[Start]

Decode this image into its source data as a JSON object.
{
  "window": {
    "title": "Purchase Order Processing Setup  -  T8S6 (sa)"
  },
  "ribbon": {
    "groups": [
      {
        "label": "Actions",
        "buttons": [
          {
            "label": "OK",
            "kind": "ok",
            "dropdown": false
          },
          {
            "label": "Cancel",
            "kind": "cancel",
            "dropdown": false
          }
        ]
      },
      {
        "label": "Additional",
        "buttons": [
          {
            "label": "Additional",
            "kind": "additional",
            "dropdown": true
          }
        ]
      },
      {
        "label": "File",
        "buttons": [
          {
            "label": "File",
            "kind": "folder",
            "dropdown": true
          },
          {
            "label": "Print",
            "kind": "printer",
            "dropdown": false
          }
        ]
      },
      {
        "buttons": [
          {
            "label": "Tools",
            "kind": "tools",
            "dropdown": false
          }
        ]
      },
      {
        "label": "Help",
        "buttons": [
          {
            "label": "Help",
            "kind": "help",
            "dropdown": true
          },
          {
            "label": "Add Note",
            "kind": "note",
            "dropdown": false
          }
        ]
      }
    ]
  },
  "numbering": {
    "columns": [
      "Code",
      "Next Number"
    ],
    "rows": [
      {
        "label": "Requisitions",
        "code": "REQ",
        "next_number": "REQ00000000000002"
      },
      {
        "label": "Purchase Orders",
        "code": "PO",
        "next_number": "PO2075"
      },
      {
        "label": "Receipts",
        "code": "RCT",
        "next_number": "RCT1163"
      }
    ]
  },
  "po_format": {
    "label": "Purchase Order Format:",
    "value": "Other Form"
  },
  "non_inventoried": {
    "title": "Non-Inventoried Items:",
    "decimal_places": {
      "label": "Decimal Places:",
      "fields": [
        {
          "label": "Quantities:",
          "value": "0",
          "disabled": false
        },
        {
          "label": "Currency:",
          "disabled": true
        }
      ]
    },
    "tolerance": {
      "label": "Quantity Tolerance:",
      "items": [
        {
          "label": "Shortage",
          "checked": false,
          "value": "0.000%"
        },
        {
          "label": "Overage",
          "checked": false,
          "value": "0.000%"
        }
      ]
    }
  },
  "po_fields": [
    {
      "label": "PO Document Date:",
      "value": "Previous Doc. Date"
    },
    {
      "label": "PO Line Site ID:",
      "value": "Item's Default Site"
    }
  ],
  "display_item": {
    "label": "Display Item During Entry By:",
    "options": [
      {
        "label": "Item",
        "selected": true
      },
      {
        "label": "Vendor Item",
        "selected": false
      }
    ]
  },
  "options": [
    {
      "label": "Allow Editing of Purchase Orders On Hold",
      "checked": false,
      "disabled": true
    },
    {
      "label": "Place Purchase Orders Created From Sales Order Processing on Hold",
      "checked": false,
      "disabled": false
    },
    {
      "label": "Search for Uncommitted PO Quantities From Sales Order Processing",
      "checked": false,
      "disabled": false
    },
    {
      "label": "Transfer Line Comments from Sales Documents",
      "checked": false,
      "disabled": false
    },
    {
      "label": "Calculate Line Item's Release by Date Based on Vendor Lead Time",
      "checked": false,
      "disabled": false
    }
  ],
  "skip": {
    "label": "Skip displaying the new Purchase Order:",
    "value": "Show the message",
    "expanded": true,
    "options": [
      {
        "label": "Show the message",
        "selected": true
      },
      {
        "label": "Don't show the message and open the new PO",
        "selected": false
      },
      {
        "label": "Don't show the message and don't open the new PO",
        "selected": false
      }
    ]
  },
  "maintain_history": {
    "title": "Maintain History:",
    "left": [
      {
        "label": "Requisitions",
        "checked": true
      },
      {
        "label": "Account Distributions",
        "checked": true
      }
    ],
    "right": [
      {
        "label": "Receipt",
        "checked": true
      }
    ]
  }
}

[End]
[Start]

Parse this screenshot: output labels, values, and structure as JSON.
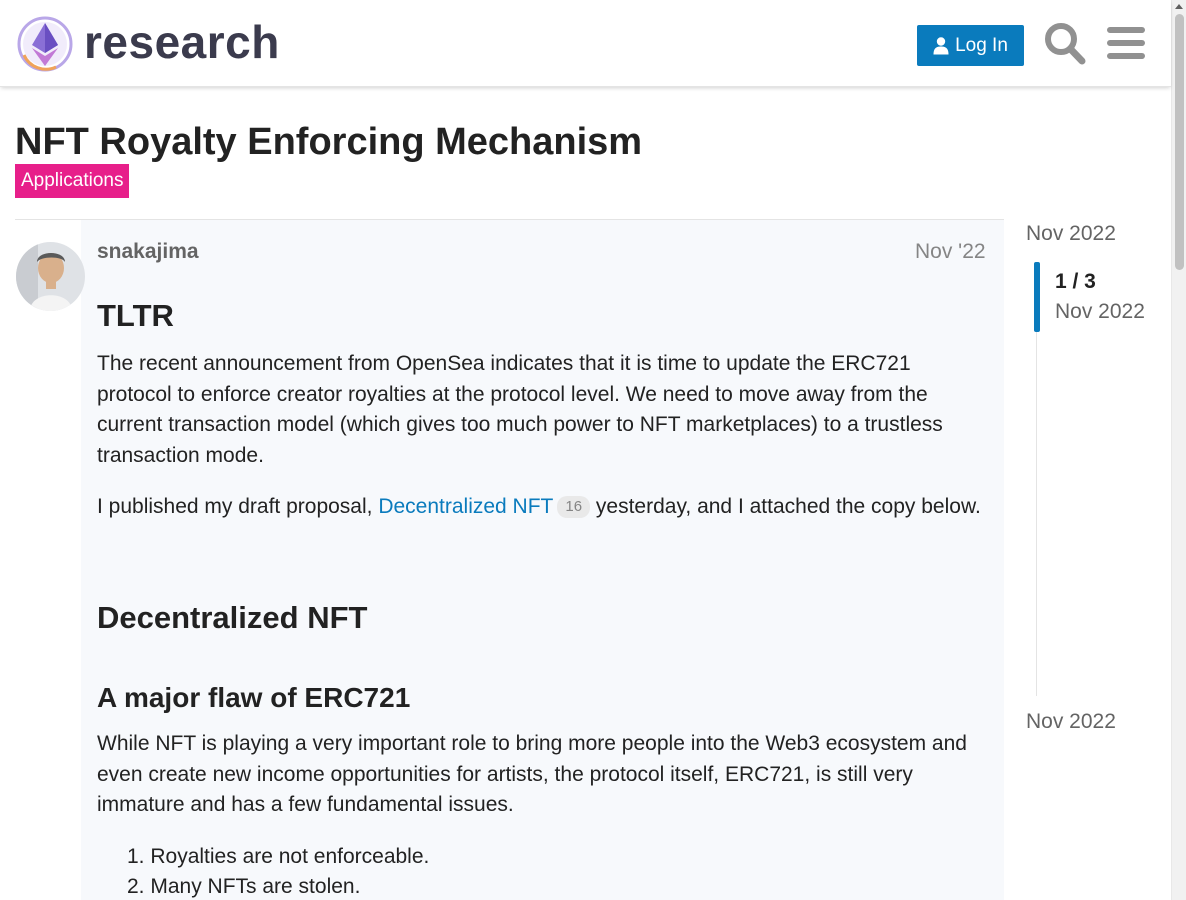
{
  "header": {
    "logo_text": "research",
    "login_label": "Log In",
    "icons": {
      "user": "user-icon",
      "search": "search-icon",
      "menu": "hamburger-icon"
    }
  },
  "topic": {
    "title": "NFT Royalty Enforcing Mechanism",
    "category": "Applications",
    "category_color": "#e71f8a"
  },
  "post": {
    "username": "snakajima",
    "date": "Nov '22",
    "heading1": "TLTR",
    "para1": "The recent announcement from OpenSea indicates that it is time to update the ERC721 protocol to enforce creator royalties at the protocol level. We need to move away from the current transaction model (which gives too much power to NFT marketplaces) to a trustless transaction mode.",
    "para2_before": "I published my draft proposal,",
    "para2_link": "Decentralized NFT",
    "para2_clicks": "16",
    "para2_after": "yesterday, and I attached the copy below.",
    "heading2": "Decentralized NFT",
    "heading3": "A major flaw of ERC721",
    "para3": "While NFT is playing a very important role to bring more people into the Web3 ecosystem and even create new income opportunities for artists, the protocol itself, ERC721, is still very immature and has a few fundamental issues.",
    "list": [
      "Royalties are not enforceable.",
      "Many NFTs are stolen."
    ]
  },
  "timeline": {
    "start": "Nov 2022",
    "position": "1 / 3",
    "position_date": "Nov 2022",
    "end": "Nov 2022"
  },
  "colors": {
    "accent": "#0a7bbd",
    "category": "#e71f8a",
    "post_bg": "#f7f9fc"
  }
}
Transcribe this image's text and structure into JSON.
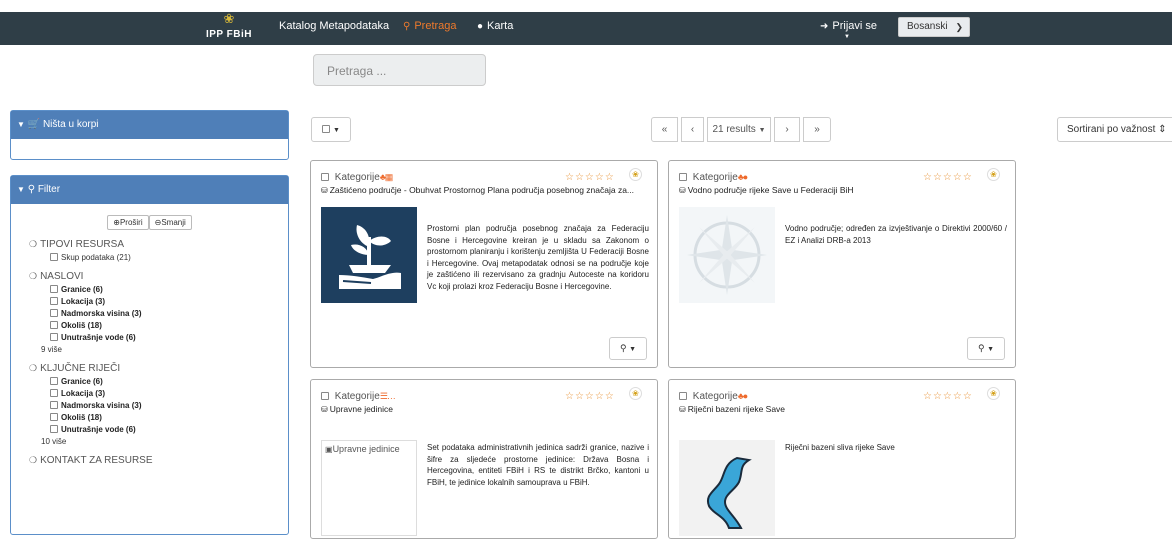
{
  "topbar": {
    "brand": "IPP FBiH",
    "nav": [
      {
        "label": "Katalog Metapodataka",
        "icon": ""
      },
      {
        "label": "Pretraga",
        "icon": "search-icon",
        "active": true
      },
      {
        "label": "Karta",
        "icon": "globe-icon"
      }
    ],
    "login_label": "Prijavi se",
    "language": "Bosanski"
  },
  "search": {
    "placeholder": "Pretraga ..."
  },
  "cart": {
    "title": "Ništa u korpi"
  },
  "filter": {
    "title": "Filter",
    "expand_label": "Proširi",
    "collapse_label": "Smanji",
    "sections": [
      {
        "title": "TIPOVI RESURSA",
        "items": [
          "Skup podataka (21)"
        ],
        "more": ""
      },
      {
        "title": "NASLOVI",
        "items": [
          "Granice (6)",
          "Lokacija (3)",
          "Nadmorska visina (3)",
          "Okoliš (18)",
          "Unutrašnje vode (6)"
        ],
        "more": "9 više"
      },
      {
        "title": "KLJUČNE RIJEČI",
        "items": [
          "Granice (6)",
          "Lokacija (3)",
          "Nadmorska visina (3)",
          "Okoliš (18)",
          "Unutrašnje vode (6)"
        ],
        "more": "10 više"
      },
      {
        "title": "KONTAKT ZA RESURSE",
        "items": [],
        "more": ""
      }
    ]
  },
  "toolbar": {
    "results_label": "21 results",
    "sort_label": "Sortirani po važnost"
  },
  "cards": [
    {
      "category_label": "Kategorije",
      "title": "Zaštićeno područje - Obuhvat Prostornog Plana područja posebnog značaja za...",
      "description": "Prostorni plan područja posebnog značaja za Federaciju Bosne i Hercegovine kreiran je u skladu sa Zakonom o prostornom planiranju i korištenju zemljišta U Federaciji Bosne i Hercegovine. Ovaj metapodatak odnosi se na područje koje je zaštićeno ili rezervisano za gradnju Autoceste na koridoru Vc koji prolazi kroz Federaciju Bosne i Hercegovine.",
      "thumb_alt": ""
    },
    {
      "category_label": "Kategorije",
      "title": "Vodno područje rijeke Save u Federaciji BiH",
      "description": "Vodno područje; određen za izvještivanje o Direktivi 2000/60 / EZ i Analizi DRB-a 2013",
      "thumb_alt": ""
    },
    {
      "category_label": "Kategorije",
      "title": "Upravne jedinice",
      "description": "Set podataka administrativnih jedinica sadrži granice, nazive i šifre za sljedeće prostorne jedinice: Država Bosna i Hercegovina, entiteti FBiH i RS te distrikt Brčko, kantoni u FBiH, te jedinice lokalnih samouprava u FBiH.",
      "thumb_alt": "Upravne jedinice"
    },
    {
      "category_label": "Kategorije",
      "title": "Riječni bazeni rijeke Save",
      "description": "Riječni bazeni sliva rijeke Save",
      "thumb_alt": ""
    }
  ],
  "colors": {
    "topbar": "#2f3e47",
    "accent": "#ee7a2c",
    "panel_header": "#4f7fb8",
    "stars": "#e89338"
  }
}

[End]
[Start]

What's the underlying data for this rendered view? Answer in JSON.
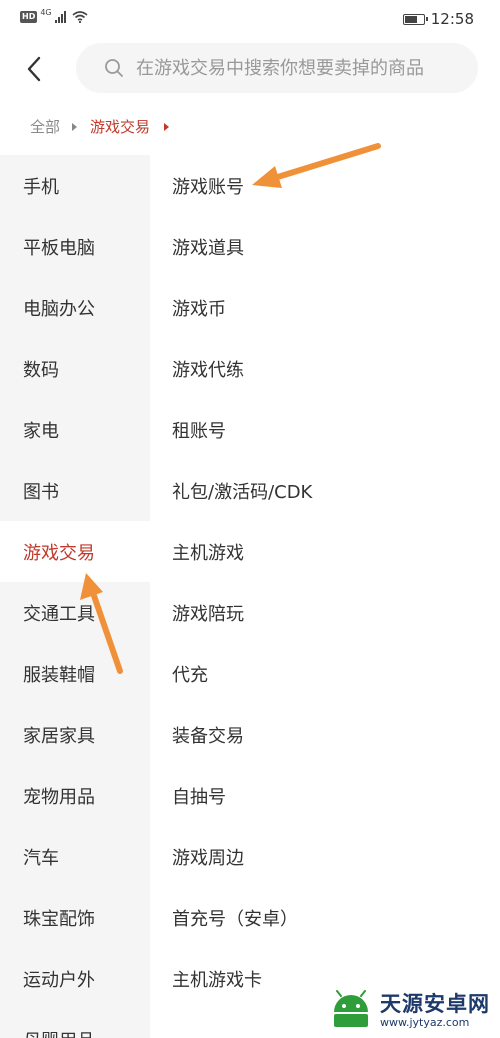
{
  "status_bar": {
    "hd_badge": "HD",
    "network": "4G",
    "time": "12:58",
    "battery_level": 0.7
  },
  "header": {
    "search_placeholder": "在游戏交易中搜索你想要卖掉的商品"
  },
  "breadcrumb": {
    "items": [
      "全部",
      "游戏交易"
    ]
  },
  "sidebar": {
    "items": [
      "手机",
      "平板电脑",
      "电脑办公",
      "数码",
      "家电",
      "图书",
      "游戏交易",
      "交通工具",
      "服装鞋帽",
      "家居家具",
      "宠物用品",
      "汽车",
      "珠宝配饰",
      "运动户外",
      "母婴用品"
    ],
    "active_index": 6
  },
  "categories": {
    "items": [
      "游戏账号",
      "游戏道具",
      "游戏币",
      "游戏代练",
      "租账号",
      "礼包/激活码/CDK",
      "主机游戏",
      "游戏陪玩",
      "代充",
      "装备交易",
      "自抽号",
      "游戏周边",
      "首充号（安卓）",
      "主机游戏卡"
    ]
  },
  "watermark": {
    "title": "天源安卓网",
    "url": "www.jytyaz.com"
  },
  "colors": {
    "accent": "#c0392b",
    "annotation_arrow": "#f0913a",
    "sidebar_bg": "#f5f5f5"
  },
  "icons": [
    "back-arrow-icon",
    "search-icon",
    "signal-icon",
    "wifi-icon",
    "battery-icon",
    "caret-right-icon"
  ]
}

[End]

Problem to solve
Copy each line of the listing in which the word "image" can be found.

Written response
Decode this image into its source data as a JSON object.
Transcribe this image's text and structure into JSON.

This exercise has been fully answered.